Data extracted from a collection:
»»
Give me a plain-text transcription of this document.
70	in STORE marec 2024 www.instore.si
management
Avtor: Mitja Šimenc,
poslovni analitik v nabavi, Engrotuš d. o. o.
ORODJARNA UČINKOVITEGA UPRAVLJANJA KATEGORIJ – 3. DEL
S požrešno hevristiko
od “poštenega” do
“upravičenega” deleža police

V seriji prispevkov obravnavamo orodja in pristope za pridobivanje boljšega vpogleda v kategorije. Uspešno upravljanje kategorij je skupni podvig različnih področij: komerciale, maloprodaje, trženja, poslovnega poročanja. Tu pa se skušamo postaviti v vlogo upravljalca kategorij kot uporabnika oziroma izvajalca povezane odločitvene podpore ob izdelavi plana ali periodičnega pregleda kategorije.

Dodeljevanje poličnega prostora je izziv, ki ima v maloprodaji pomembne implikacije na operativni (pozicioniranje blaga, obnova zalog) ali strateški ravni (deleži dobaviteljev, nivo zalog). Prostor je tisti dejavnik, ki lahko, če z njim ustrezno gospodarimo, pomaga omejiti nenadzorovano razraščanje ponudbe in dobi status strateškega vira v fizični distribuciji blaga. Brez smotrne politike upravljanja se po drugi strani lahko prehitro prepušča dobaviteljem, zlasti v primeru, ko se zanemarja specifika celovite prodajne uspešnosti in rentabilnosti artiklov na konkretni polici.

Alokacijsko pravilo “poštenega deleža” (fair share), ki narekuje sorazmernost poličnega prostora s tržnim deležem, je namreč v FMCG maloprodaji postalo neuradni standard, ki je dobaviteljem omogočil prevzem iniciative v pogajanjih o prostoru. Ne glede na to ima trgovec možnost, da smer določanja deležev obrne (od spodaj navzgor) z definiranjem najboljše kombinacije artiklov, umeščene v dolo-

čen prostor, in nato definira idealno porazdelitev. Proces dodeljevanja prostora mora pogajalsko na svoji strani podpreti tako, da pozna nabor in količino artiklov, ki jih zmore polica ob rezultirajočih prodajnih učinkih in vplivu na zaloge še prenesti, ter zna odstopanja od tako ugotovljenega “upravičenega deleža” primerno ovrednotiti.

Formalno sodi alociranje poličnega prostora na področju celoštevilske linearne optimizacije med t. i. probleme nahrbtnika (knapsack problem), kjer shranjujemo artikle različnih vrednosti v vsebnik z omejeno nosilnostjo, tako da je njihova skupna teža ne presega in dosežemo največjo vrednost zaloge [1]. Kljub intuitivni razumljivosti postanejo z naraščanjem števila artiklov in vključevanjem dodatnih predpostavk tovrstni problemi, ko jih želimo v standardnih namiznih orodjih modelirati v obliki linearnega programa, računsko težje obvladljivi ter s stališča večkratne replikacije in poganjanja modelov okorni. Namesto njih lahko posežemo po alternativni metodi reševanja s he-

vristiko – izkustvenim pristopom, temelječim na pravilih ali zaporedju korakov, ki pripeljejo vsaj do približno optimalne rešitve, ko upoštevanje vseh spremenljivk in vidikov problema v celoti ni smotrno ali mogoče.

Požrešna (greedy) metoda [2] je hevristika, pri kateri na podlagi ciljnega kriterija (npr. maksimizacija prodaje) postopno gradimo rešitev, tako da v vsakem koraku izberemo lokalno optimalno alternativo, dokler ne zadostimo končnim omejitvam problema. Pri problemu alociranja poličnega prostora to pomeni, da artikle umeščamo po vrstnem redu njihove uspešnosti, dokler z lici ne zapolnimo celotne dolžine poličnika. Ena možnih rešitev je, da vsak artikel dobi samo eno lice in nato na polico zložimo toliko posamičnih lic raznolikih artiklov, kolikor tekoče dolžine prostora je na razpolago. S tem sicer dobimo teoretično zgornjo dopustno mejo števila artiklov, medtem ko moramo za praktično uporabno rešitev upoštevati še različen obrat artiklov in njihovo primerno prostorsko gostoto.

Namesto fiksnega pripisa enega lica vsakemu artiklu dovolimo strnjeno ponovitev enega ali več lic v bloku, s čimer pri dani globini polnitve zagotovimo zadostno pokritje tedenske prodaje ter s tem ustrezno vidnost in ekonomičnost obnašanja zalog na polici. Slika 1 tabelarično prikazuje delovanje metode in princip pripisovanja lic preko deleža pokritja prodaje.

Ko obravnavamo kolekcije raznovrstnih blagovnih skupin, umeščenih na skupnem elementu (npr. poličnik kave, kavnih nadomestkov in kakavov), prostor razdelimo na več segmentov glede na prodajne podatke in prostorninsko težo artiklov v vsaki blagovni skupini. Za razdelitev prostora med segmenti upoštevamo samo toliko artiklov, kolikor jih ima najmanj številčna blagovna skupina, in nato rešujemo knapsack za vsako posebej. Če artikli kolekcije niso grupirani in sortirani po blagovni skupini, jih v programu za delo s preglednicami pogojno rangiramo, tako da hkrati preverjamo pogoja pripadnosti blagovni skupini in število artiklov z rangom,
««
EXERCISE GOAL.
Go through the listing above and locate each line that holds the word "poštenega". Copy those lines.

SOLUTION TO THE PROBLEM.
od “poštenega” do
Alokacijsko pravilo “poštenega deleža” (fair share), ki narekuje sorazmernost poličnega prostora s tržnim deležem, je namreč v FMCG maloprodaji postalo neuradni standard, ki je dobaviteljem omogočil prevzem iniciative v pogajanjih o prostoru. Ne glede na to ima trgovec možnost, da smer določanja deležev obrne (od spodaj navzgor) z definiranjem najboljše kombinacije artiklov, umeščene v dolo-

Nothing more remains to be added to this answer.